Work to be completed: Filter this material down to the lines that hold "罚款收入", copying each one.

Data excerpts:
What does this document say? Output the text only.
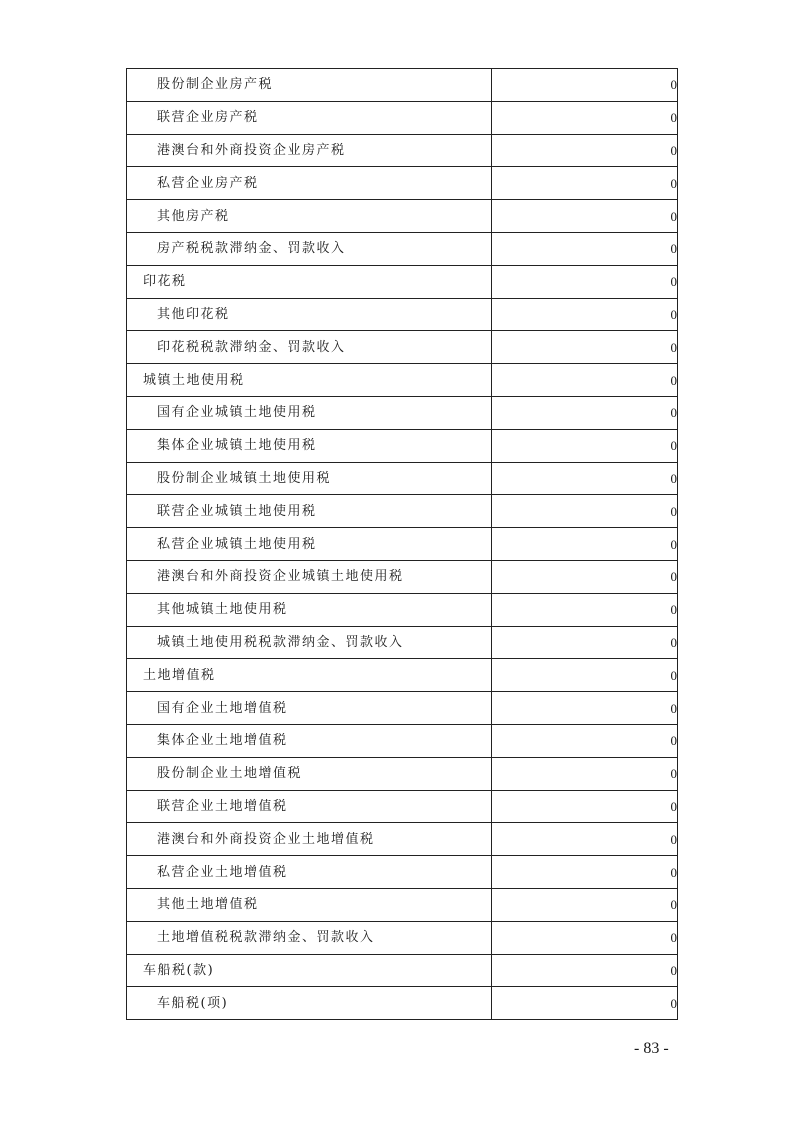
股份制企业房产税	0
联营企业房产税	0
港澳台和外商投资企业房产税	0
私营企业房产税	0
其他房产税	0
房产税税款滞纳金、罚款收入	0
印花税	0
其他印花税	0
印花税税款滞纳金、罚款收入	0
城镇土地使用税	0
国有企业城镇土地使用税	0
集体企业城镇土地使用税	0
股份制企业城镇土地使用税	0
联营企业城镇土地使用税	0
私营企业城镇土地使用税	0
港澳台和外商投资企业城镇土地使用税	0
其他城镇土地使用税	0
城镇土地使用税税款滞纳金、罚款收入	0
土地增值税	0
国有企业土地增值税	0
集体企业土地增值税	0
股份制企业土地增值税	0
联营企业土地增值税	0
港澳台和外商投资企业土地增值税	0
私营企业土地增值税	0
其他土地增值税	0
土地增值税税款滞纳金、罚款收入	0
车船税(款)	0
车船税(项)	0
- 83 -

Task output:
房产税税款滞纳金、罚款收入	0
印花税税款滞纳金、罚款收入	0
城镇土地使用税税款滞纳金、罚款收入	0
土地增值税税款滞纳金、罚款收入	0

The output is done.